Of the lines in the entries below, state how many hold the word "ويجوز". Say nothing else.

- **SUPPLIED RECORDS**:
◇ ◇ ◇

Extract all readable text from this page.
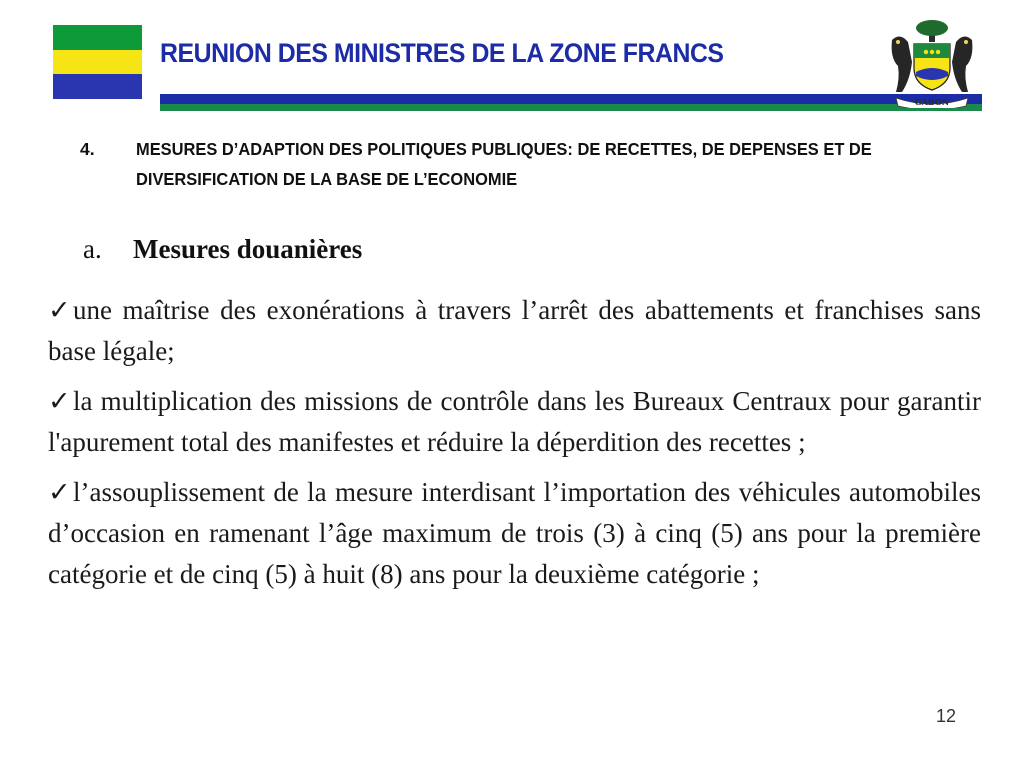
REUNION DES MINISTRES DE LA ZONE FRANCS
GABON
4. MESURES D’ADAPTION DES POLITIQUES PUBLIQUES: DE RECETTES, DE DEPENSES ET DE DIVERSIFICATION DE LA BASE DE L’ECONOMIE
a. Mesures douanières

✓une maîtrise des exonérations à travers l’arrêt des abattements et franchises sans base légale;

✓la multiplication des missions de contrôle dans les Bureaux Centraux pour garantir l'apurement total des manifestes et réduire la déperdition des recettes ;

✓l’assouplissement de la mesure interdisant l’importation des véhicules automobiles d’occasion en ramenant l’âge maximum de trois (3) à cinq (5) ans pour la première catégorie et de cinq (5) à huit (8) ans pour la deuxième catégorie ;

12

◇ ◇ ◇

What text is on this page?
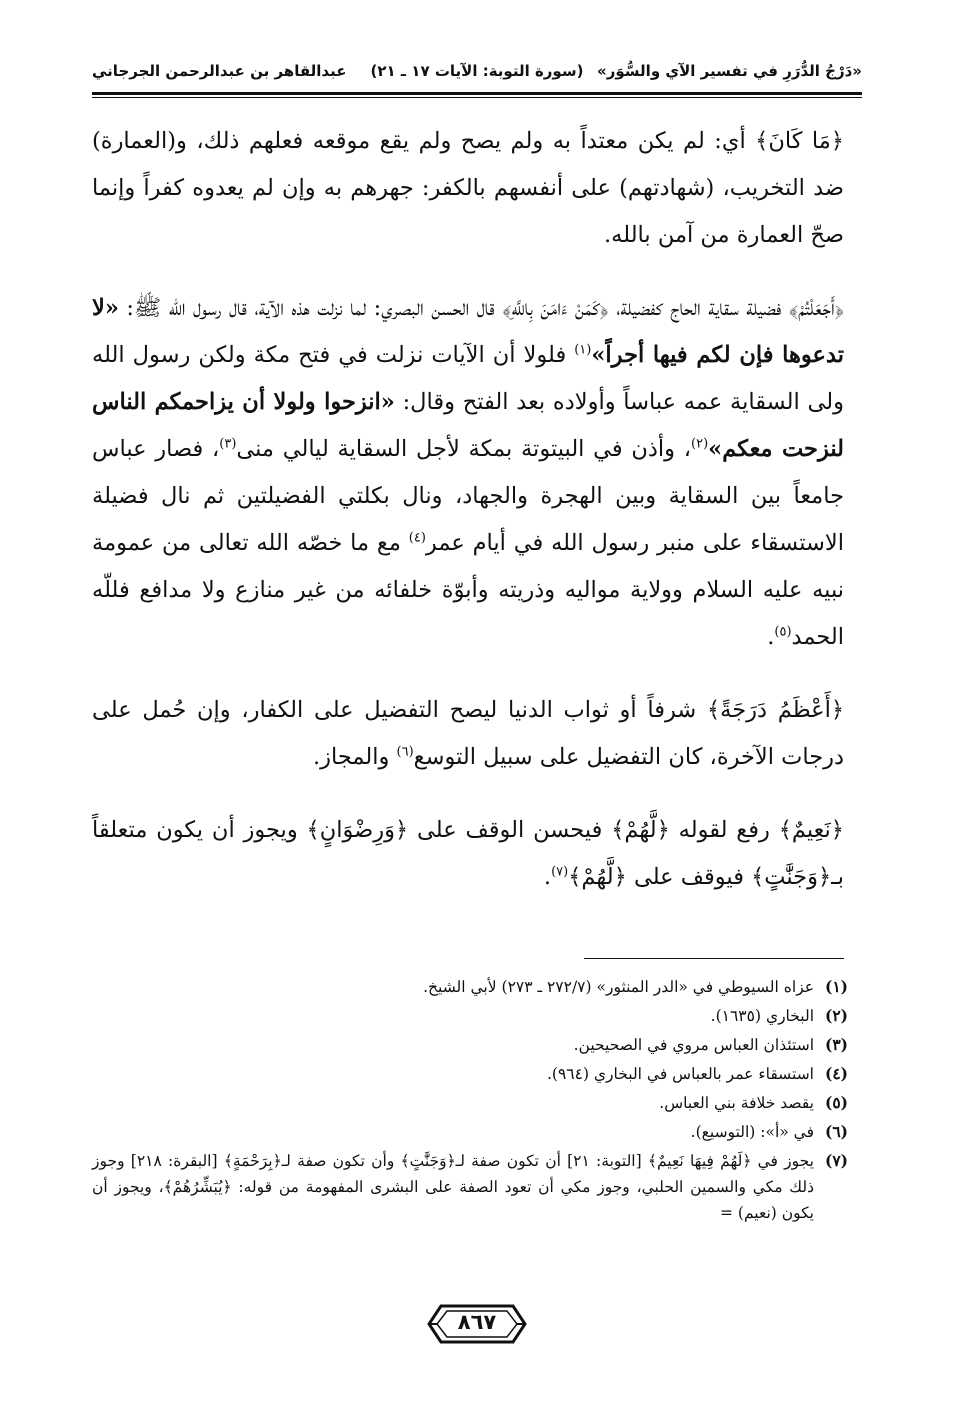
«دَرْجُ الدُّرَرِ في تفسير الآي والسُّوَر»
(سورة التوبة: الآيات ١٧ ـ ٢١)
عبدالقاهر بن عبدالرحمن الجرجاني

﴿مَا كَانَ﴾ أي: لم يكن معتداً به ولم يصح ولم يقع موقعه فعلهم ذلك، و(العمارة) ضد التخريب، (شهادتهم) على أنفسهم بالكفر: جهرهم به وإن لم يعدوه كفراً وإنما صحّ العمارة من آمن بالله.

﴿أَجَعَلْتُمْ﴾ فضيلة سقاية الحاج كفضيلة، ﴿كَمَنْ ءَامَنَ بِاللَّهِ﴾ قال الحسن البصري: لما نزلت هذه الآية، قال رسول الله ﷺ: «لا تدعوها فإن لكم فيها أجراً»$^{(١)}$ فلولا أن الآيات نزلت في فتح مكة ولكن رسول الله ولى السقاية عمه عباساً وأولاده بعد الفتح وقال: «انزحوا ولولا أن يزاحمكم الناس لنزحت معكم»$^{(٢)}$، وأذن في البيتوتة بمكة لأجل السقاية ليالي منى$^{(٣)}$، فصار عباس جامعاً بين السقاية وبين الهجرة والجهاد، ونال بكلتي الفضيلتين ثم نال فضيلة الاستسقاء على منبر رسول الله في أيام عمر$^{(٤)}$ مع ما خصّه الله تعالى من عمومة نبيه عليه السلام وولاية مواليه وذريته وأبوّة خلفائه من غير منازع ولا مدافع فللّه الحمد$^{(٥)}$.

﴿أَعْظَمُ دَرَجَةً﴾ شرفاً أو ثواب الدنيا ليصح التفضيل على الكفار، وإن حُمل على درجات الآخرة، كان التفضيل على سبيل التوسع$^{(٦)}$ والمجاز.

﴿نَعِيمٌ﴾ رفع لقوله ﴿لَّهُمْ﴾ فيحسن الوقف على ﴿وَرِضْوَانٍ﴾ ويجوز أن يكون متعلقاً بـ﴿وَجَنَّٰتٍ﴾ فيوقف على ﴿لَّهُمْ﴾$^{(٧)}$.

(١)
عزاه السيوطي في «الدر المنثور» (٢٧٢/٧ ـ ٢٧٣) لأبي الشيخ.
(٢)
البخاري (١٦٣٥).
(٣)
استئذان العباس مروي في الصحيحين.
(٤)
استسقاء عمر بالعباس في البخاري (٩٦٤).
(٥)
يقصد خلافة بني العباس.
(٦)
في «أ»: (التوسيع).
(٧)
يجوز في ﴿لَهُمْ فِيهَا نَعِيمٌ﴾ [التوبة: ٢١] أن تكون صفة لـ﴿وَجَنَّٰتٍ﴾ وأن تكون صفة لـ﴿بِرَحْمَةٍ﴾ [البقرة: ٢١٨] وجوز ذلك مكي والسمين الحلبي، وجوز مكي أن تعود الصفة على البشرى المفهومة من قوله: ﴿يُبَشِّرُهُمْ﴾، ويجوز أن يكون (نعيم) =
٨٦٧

◇ ◇ ◇

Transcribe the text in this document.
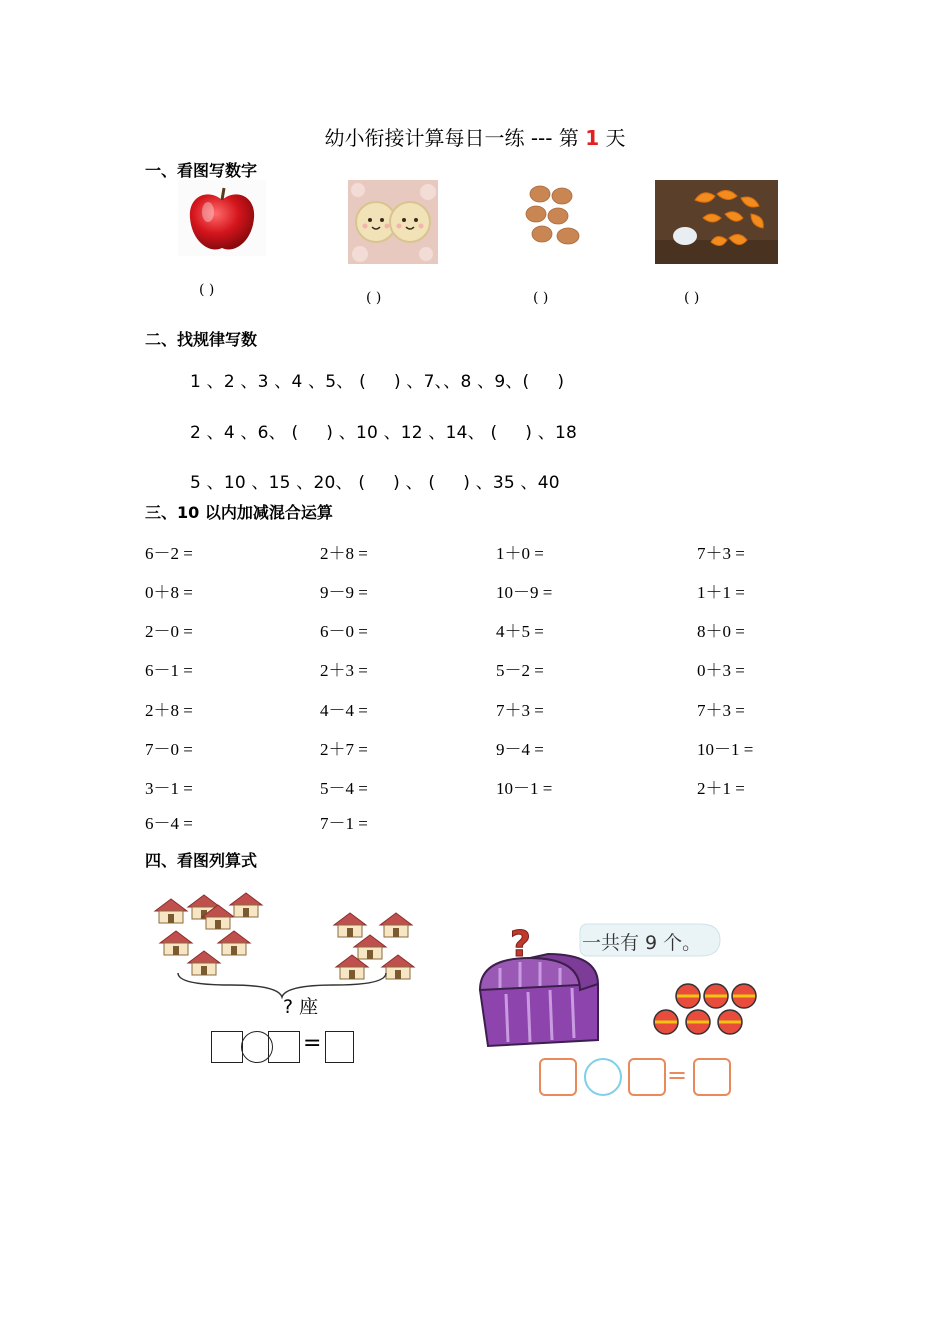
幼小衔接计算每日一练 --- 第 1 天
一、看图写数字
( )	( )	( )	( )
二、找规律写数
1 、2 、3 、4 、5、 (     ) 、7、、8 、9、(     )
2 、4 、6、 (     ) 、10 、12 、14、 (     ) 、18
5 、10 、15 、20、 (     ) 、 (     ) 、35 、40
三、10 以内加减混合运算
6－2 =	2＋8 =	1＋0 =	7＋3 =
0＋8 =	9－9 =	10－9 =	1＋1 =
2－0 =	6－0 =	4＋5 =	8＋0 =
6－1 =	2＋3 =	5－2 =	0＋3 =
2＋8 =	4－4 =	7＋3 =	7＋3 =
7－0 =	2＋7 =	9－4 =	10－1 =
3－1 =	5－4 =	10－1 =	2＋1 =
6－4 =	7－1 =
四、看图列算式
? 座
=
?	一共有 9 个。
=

◇ ◇ ◇

- **RESPONSE TO THE EXERCISE**: 2